• What you should do: Gather each line in the entries that includes the string "Level".

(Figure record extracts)
=== Section Start ===

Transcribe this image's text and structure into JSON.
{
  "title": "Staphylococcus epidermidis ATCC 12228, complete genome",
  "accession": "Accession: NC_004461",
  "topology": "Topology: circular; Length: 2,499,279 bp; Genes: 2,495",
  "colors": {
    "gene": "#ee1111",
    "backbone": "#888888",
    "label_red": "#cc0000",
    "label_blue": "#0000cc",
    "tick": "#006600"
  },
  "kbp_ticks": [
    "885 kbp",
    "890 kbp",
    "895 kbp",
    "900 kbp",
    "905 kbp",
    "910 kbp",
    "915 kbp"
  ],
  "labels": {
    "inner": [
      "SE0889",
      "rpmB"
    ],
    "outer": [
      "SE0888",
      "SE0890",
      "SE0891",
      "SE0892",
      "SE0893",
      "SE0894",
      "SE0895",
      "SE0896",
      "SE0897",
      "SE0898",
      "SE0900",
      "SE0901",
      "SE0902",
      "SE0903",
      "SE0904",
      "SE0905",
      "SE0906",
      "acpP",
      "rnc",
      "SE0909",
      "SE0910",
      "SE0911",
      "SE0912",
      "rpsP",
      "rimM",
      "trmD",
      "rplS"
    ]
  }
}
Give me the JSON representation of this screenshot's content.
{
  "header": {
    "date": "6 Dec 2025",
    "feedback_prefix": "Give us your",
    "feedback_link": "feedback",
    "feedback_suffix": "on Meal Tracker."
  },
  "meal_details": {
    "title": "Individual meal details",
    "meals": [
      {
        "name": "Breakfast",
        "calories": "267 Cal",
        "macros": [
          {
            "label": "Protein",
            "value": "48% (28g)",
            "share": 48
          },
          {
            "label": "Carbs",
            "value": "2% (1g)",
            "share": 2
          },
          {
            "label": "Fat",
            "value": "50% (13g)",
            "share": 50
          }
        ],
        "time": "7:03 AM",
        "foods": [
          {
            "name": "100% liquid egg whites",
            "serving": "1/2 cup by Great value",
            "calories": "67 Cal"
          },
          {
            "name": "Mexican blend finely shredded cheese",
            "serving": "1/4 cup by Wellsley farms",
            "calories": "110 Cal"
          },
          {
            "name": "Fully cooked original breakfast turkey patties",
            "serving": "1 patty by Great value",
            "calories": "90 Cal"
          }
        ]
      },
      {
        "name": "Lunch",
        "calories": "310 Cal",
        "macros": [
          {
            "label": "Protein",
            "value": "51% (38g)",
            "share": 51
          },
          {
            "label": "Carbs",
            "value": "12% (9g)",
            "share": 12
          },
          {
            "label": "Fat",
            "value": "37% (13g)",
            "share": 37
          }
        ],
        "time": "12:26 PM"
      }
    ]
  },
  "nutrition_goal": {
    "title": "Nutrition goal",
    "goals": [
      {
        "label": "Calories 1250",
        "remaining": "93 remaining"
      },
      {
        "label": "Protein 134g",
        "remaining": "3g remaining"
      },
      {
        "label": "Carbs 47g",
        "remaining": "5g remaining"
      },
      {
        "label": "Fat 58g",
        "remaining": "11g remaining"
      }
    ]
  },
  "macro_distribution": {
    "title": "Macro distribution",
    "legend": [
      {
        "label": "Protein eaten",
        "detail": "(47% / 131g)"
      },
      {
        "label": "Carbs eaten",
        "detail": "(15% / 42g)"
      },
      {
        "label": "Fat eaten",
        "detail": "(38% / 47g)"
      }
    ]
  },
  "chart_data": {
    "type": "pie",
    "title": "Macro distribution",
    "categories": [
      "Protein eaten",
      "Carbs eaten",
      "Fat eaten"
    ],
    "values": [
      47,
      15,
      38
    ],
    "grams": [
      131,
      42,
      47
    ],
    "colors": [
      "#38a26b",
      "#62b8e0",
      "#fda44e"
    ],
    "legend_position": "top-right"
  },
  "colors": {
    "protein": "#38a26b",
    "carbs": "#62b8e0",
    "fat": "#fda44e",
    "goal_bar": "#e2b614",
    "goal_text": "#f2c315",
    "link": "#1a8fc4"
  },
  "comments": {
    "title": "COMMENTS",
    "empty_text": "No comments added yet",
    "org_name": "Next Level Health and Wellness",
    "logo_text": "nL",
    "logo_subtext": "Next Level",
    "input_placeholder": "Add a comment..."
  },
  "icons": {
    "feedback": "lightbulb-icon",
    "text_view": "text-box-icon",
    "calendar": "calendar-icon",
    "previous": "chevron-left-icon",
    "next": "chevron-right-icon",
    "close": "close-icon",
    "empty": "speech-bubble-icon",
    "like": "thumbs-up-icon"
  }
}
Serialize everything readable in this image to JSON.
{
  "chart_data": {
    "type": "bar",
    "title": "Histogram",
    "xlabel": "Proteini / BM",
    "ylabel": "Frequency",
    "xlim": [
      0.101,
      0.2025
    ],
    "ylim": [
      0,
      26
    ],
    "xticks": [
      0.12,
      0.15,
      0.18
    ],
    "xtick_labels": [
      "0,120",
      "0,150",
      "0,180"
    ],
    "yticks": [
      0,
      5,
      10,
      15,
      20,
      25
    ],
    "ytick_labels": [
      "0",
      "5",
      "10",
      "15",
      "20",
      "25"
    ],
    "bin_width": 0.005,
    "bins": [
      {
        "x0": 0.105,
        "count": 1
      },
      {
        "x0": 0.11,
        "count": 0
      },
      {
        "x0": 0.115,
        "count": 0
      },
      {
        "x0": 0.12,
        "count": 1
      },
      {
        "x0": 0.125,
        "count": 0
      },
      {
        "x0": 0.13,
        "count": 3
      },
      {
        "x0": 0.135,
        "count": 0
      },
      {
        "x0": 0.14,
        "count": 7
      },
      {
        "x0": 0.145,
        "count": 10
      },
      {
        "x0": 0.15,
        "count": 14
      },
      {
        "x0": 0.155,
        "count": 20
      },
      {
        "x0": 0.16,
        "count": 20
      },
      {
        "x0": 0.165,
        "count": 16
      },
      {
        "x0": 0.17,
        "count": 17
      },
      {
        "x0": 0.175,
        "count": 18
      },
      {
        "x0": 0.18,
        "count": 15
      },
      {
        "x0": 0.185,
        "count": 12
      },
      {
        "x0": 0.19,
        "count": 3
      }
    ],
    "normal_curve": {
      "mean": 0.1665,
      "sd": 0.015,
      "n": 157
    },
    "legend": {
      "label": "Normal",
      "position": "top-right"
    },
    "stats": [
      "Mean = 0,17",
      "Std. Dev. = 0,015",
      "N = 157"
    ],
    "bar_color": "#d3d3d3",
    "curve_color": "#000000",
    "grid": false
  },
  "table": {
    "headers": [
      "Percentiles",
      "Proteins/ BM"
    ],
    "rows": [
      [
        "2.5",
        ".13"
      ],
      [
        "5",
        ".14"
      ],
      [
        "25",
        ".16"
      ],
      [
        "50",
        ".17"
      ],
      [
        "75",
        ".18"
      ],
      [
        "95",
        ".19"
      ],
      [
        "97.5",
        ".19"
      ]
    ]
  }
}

=== Section End ===

• Reply:
    "org_name": "Next Level Health and Wellness",
    "logo_subtext": "Next Level",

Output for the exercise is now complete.